_ИСХОДНЫЙ ТЕКСТ:_
::::

Фашисты создавали невыносимые условия узникам концлагерей. Но несмотря ни на что, в самых критических ситуациях, когда опасность наказания подстерегала на каждом шагу, ежедневно рождалось сопротивление и солидарность узников. Фашисты пытались сломить это сопротивление, отобрать у нас право быть человеком. Но их система угнетения и убийств не могла поколебать нашу веру.
Истощенные и изнурительные люди делали все от них зависящее: они делили хлеб и похлебку, безмолвно, но мудро, используя все возможности, боролись за жизнь, оказывая солидарную помощь друг другу. Все, что могут сделать люди для людей, все это было здесь.

::::

_ЗАДАНИЕ A:_ Продублируйте фрагмент исходного текста от слов «Истощенные и изнурительные» до слов «это было здесь.» включительно.
_ЗАДАНИЕ B:_ Чем, согласно исходному тексту, делились между собой истощенные люди?

::::

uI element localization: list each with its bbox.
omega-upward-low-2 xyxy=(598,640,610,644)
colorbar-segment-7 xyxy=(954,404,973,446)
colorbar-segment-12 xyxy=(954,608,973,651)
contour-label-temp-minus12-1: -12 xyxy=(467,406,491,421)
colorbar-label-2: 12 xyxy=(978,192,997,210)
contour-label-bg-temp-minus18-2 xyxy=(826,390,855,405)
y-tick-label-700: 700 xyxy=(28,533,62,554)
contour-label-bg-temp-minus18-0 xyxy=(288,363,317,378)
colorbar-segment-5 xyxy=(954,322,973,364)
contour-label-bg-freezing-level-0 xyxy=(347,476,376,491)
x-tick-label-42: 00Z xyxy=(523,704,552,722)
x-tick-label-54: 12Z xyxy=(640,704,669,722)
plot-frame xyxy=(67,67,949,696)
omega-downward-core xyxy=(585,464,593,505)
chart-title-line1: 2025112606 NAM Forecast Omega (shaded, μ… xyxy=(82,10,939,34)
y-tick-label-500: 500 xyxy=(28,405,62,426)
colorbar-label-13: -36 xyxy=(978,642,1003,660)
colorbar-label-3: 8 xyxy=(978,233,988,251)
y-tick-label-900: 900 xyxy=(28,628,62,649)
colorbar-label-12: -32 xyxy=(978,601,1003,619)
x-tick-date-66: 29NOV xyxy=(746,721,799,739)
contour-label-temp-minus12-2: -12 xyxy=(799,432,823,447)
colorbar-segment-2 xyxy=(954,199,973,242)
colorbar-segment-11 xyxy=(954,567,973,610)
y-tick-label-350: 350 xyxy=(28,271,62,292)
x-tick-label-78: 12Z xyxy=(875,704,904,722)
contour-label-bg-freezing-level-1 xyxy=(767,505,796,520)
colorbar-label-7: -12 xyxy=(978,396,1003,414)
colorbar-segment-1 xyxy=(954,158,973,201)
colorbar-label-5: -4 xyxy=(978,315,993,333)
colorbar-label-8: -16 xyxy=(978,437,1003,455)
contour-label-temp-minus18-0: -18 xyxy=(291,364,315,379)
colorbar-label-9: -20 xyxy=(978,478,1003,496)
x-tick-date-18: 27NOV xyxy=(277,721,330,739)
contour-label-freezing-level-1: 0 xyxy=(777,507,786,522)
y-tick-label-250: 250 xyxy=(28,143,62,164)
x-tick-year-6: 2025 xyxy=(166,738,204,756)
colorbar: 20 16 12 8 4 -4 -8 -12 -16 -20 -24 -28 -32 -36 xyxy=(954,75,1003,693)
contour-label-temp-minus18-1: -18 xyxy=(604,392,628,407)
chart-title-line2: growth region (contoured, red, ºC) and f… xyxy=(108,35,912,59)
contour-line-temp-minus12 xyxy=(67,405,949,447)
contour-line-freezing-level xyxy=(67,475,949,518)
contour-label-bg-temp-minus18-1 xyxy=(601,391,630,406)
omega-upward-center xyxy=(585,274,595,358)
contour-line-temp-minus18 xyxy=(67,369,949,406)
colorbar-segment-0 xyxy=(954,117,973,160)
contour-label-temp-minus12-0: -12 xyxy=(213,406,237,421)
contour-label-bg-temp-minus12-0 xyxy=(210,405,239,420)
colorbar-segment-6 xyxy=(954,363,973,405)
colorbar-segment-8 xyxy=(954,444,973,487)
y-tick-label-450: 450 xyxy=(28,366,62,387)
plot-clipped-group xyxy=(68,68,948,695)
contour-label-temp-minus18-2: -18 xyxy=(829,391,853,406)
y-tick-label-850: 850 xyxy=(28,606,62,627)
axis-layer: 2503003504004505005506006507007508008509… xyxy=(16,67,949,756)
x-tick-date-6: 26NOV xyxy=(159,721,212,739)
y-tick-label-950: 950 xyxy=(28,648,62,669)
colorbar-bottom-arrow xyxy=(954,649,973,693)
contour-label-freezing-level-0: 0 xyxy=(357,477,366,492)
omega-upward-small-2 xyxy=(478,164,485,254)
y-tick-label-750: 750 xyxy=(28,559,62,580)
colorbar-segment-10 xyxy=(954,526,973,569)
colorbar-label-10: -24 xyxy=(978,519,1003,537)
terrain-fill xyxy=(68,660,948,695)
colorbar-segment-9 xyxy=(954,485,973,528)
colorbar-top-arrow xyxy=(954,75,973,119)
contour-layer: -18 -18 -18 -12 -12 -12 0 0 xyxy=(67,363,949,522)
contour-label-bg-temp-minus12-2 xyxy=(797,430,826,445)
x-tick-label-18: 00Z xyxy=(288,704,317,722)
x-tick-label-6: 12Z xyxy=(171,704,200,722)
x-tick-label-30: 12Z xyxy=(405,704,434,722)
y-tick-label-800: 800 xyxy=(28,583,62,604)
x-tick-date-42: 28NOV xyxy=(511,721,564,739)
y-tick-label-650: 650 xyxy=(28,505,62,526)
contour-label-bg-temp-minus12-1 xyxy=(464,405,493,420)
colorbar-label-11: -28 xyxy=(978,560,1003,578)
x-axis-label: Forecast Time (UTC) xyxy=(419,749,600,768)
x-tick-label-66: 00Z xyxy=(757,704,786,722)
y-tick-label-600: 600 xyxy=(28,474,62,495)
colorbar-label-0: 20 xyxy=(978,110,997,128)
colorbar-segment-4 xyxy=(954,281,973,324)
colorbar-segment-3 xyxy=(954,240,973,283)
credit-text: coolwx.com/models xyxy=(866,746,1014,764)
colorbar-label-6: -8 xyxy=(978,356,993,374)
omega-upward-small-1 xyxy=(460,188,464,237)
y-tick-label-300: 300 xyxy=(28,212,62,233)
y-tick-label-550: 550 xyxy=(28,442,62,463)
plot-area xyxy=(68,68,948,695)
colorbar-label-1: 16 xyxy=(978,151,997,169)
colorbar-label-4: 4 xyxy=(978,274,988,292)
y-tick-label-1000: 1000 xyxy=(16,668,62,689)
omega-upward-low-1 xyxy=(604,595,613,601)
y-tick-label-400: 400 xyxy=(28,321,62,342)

::::

_ОТВЕТ A:_
Истощенные и изнурительные люди делали все от них зависящее: они делили хлеб и похлебку, безмолвно, но мудро, используя все возможности, боролись за жизнь, оказывая солидарную помощь друг другу. Все, что могут сделать люди для людей, все это было здесь.

_ОТВЕТ B:_ Хлебом и похлебкой.